____ RECORDS SUPPLIED

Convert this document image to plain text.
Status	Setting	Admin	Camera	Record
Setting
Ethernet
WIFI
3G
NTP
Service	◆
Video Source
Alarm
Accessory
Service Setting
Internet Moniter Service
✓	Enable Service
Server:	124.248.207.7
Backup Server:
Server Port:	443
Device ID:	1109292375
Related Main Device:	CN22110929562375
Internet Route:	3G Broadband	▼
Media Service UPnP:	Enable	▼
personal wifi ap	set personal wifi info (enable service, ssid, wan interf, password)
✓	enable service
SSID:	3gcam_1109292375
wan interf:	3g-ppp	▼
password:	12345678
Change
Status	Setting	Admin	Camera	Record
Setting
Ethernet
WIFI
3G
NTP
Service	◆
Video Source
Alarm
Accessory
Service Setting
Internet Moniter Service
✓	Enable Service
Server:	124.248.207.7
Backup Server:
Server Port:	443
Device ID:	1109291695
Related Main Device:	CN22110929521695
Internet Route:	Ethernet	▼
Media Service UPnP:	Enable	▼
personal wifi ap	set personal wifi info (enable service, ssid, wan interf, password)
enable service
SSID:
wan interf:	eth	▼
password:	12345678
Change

________

GIVEN REQUEST:
Each record above should be restated word for word.

SOLUTION TO THIS TASK:
Convert this document image to plain text.
Status	Setting	Admin	Camera	Record
Setting
Ethernet
WIFI
3G
NTP
Service	◆
Video Source
Alarm
Accessory
Service Setting
Internet Moniter Service
✓	Enable Service
Server:	124.248.207.7
Backup Server:
Server Port:	443
Device ID:	1109292375
Related Main Device:	CN22110929562375
Internet Route:	3G Broadband	▼
Media Service UPnP:	Enable	▼
personal wifi ap	set personal wifi info (enable service, ssid, wan interf, password)
✓	enable service
SSID:	3gcam_1109292375
wan interf:	3g-ppp	▼
password:	12345678
Change
Status	Setting	Admin	Camera	Record
Setting
Ethernet
WIFI
3G
NTP
Service	◆
Video Source
Alarm
Accessory
Service Setting
Internet Moniter Service
✓	Enable Service
Server:	124.248.207.7
Backup Server:
Server Port:	443
Device ID:	1109291695
Related Main Device:	CN22110929521695
Internet Route:	Ethernet	▼
Media Service UPnP:	Enable	▼
personal wifi ap	set personal wifi info (enable service, ssid, wan interf, password)
enable service
SSID:
wan interf:	eth	▼
password:	12345678
Change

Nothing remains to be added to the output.